**WORK TO DO**
Word for word, set down the records and skip each picture.

**RECORDS TO USE**

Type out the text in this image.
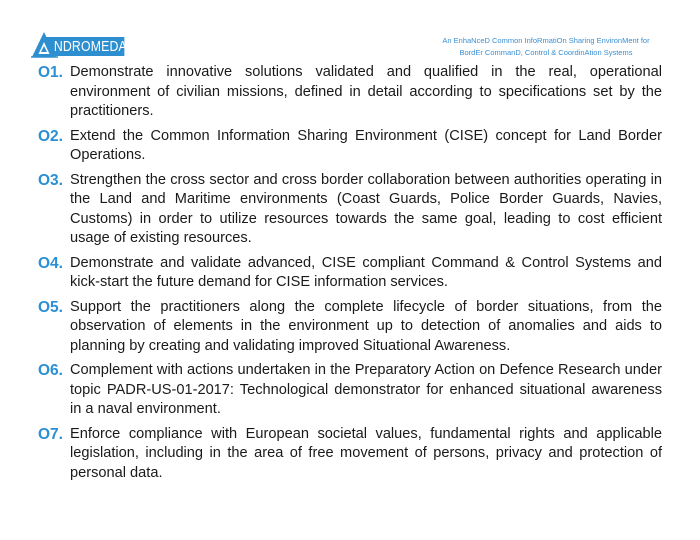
NDROMEDA	An EnhaNceD Common InfoRmatiOn Sharing EnvironMent for
BordEr CommanD, Control & CoordinAtion Systems
O1. Demonstrate innovative solutions validated and qualified in the real, operational environment of civilian missions, defined in detail according to specifications set by the practitioners.
O2. Extend the Common Information Sharing Environment (CISE) concept for Land Border Operations.
O3. Strengthen the cross sector and cross border collaboration between authorities operating in the Land and Maritime environments (Coast Guards, Police Border Guards, Navies, Customs) in order to utilize resources towards the same goal, leading to cost efficient usage of existing resources.
O4. Demonstrate and validate advanced, CISE compliant Command & Control Systems and kick-start the future demand for CISE information services.
O5. Support the practitioners along the complete lifecycle of border situations, from the observation of elements in the environment up to detection of anomalies and aids to planning by creating and validating improved Situational Awareness.
O6. Complement with actions undertaken in the Preparatory Action on Defence Research under topic PADR-US-01-2017: Technological demonstrator for enhanced situational awareness in a naval environment.
O7. Enforce compliance with European societal values, fundamental rights and applicable legislation, including in the area of free movement of persons, privacy and protection of personal data.
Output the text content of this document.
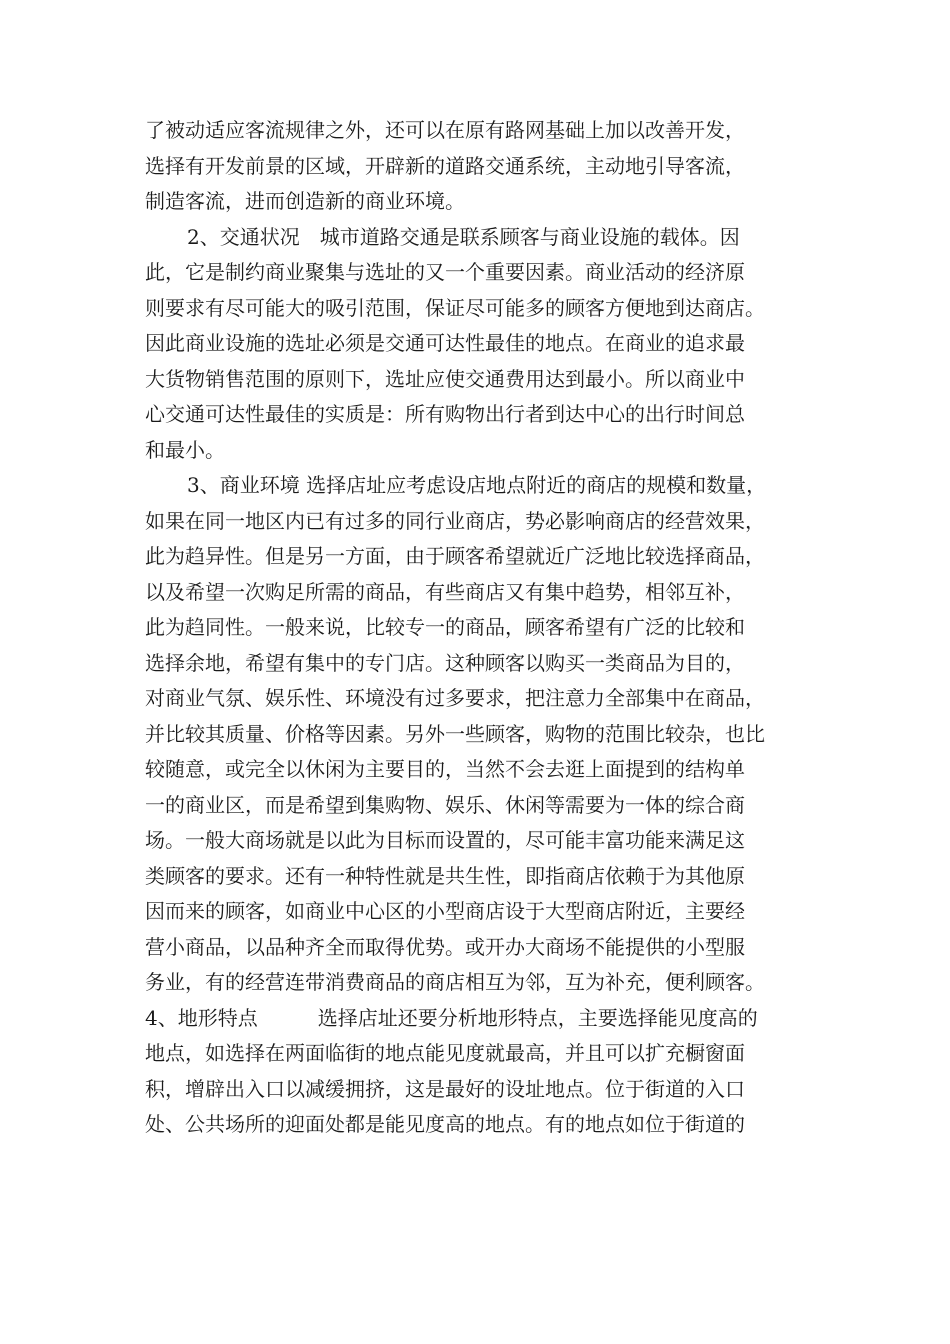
了被动适应客流规律之外，还可以在原有路网基础上加以改善开发，
选择有开发前景的区域，开辟新的道路交通系统，主动地引导客流，
制造客流，进而创造新的商业环境。
2、交通状况　城市道路交通是联系顾客与商业设施的载体。因
此，它是制约商业聚集与选址的又一个重要因素。商业活动的经济原
则要求有尽可能大的吸引范围，保证尽可能多的顾客方便地到达商店。
因此商业设施的选址必须是交通可达性最佳的地点。在商业的追求最
大货物销售范围的原则下，选址应使交通费用达到最小。所以商业中
心交通可达性最佳的实质是：所有购物出行者到达中心的出行时间总
和最小。
3、商业环境 选择店址应考虑设店地点附近的商店的规模和数量，
如果在同一地区内已有过多的同行业商店，势必影响商店的经营效果，
此为趋异性。但是另一方面，由于顾客希望就近广泛地比较选择商品，
以及希望一次购足所需的商品，有些商店又有集中趋势，相邻互补，
此为趋同性。一般来说，比较专一的商品，顾客希望有广泛的比较和
选择余地，希望有集中的专门店。这种顾客以购买一类商品为目的，
对商业气氛、娱乐性、环境没有过多要求，把注意力全部集中在商品，
并比较其质量、价格等因素。另外一些顾客，购物的范围比较杂，也比
较随意，或完全以休闲为主要目的，当然不会去逛上面提到的结构单
一的商业区，而是希望到集购物、娱乐、休闲等需要为一体的综合商
场。一般大商场就是以此为目标而设置的，尽可能丰富功能来满足这
类顾客的要求。还有一种特性就是共生性，即指商店依赖于为其他原
因而来的顾客，如商业中心区的小型商店设于大型商店附近，主要经
营小商品，以品种齐全而取得优势。或开办大商场不能提供的小型服
务业，有的经营连带消费商品的商店相互为邻，互为补充，便利顾客。
4、地形特点　　　选择店址还要分析地形特点，主要选择能见度高的
地点，如选择在两面临街的地点能见度就最高，并且可以扩充橱窗面
积，增辟出入口以减缓拥挤，这是最好的设址地点。位于街道的入口
处、公共场所的迎面处都是能见度高的地点。有的地点如位于街道的
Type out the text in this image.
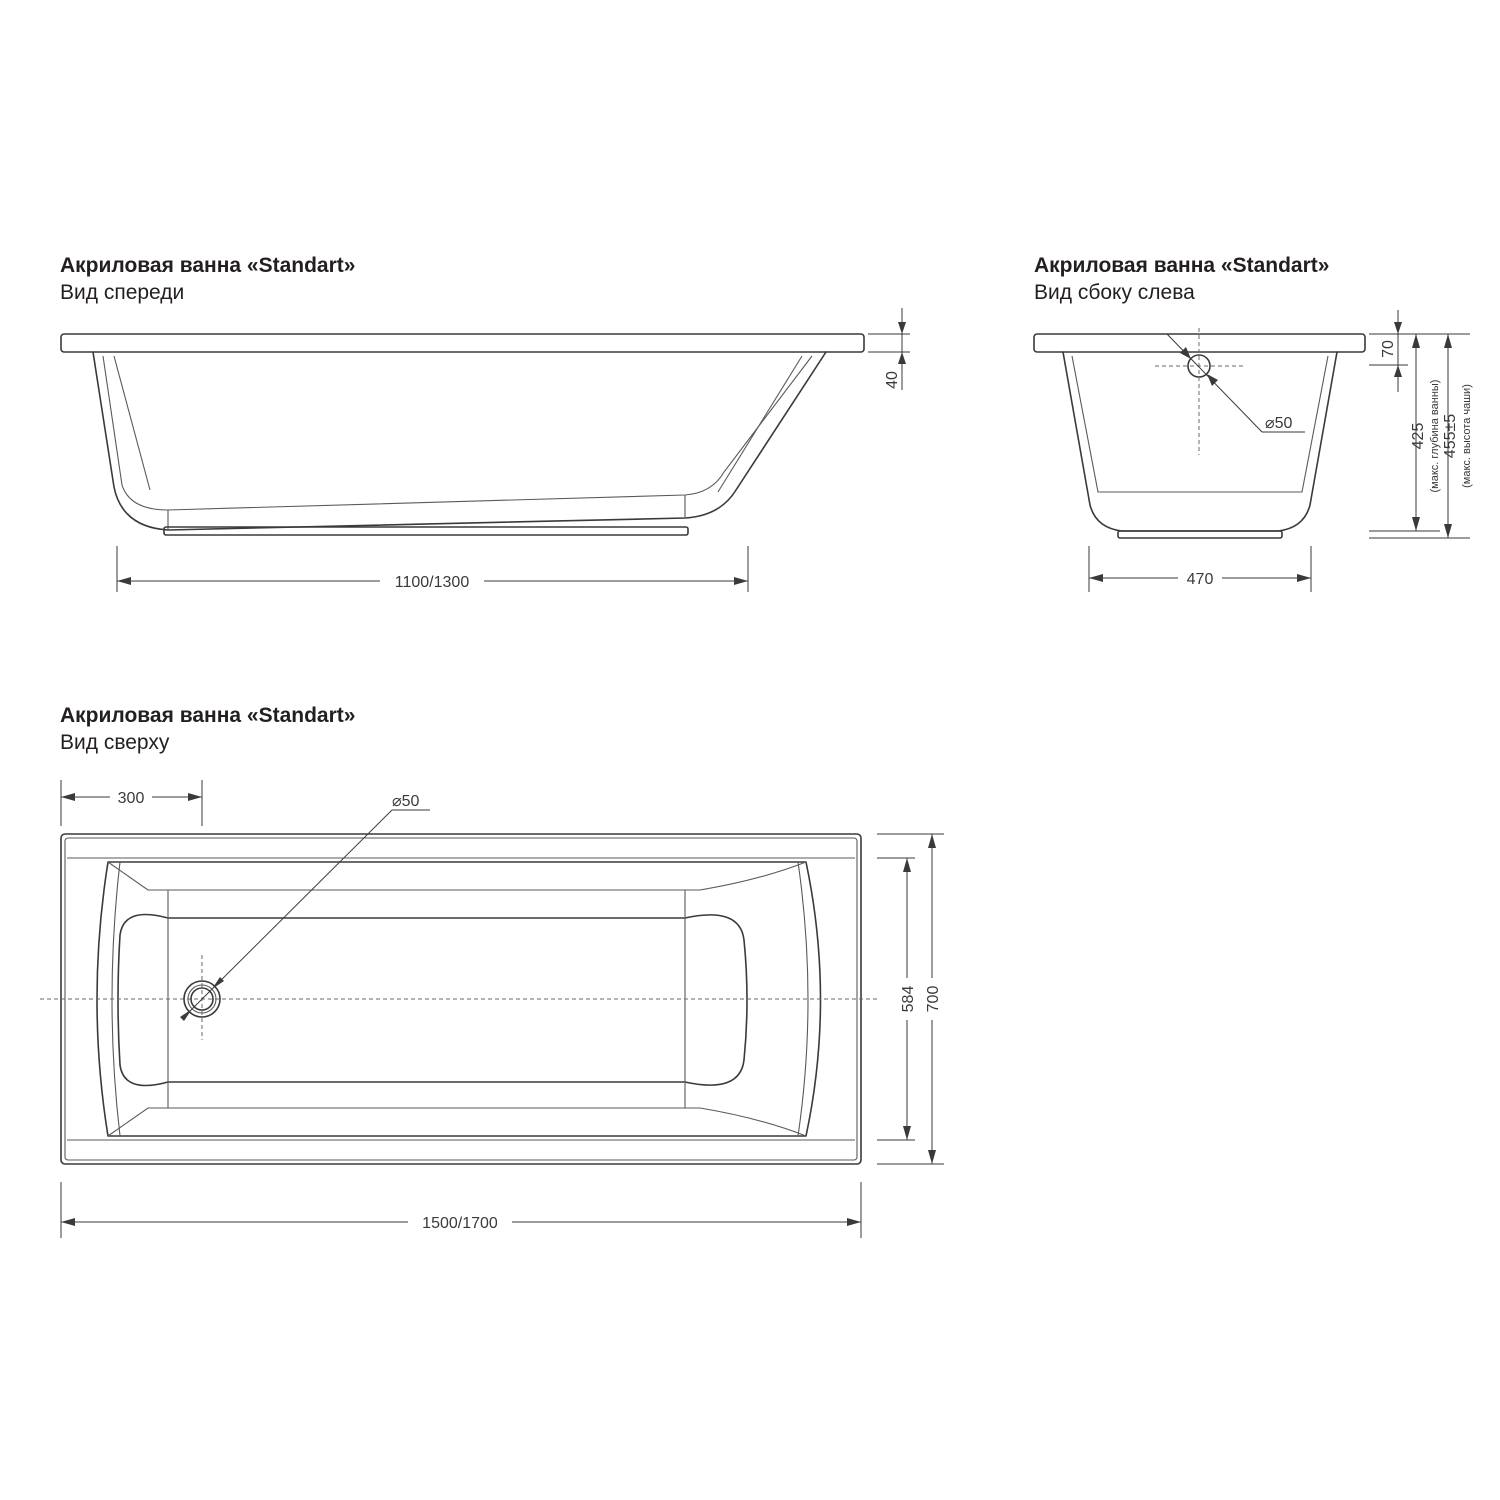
Акриловая ванна «Standart»
Вид спереди
Акриловая ванна «Standart»
Вид сбоку слева
Акриловая ванна «Standart»
Вид сверху
40
1100/1300
⌀50
470
70
425 (макс. глубина ванны) 455±5 (макс. высота чаши)
⌀50
300
584 700
1500/1700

**COMPLETE ANSWER**
Type out the text in this image.
NDROMEDA	An EnhaNceD Common InfoRmatiOn Sharing EnvironMent for
BordEr CommanD, Control & CoordinAtion Systems
O1. Demonstrate innovative solutions validated and qualified in the real, operational environment of civilian missions, defined in detail according to specifications set by the practitioners.
O2. Extend the Common Information Sharing Environment (CISE) concept for Land Border Operations.
O3. Strengthen the cross sector and cross border collaboration between authorities operating in the Land and Maritime environments (Coast Guards, Police Border Guards, Navies, Customs) in order to utilize resources towards the same goal, leading to cost efficient usage of existing resources.
O4. Demonstrate and validate advanced, CISE compliant Command & Control Systems and kick-start the future demand for CISE information services.
O5. Support the practitioners along the complete lifecycle of border situations, from the observation of elements in the environment up to detection of anomalies and aids to planning by creating and validating improved Situational Awareness.
O6. Complement with actions undertaken in the Preparatory Action on Defence Research under topic PADR-US-01-2017: Technological demonstrator for enhanced situational awareness in a naval environment.
O7. Enforce compliance with European societal values, fundamental rights and applicable legislation, including in the area of free movement of persons, privacy and protection of personal data.
Output the text content of this document.
了被动适应客流规律之外，还可以在原有路网基础上加以改善开发，
选择有开发前景的区域，开辟新的道路交通系统，主动地引导客流，
制造客流，进而创造新的商业环境。
2、交通状况　城市道路交通是联系顾客与商业设施的载体。因
此，它是制约商业聚集与选址的又一个重要因素。商业活动的经济原
则要求有尽可能大的吸引范围，保证尽可能多的顾客方便地到达商店。
因此商业设施的选址必须是交通可达性最佳的地点。在商业的追求最
大货物销售范围的原则下，选址应使交通费用达到最小。所以商业中
心交通可达性最佳的实质是：所有购物出行者到达中心的出行时间总
和最小。
3、商业环境 选择店址应考虑设店地点附近的商店的规模和数量，
如果在同一地区内已有过多的同行业商店，势必影响商店的经营效果，
此为趋异性。但是另一方面，由于顾客希望就近广泛地比较选择商品，
以及希望一次购足所需的商品，有些商店又有集中趋势，相邻互补，
此为趋同性。一般来说，比较专一的商品，顾客希望有广泛的比较和
选择余地，希望有集中的专门店。这种顾客以购买一类商品为目的，
对商业气氛、娱乐性、环境没有过多要求，把注意力全部集中在商品，
并比较其质量、价格等因素。另外一些顾客，购物的范围比较杂，也比
较随意，或完全以休闲为主要目的，当然不会去逛上面提到的结构单
一的商业区，而是希望到集购物、娱乐、休闲等需要为一体的综合商
场。一般大商场就是以此为目标而设置的，尽可能丰富功能来满足这
类顾客的要求。还有一种特性就是共生性，即指商店依赖于为其他原
因而来的顾客，如商业中心区的小型商店设于大型商店附近，主要经
营小商品，以品种齐全而取得优势。或开办大商场不能提供的小型服
务业，有的经营连带消费商品的商店相互为邻，互为补充，便利顾客。
4、地形特点　　　选择店址还要分析地形特点，主要选择能见度高的
地点，如选择在两面临街的地点能见度就最高，并且可以扩充橱窗面
积，增辟出入口以减缓拥挤，这是最好的设址地点。位于街道的入口
处、公共场所的迎面处都是能见度高的地点。有的地点如位于街道的
Type out the text in this image.
Акриловая ванна «Standart»
Вид спереди
Акриловая ванна «Standart»
Вид сбоку слева
Акриловая ванна «Standart»
Вид сверху
40
1100/1300
⌀50
470
70
425 (макс. глубина ванны) 455±5 (макс. высота чаши)
⌀50
300
584 700
1500/1700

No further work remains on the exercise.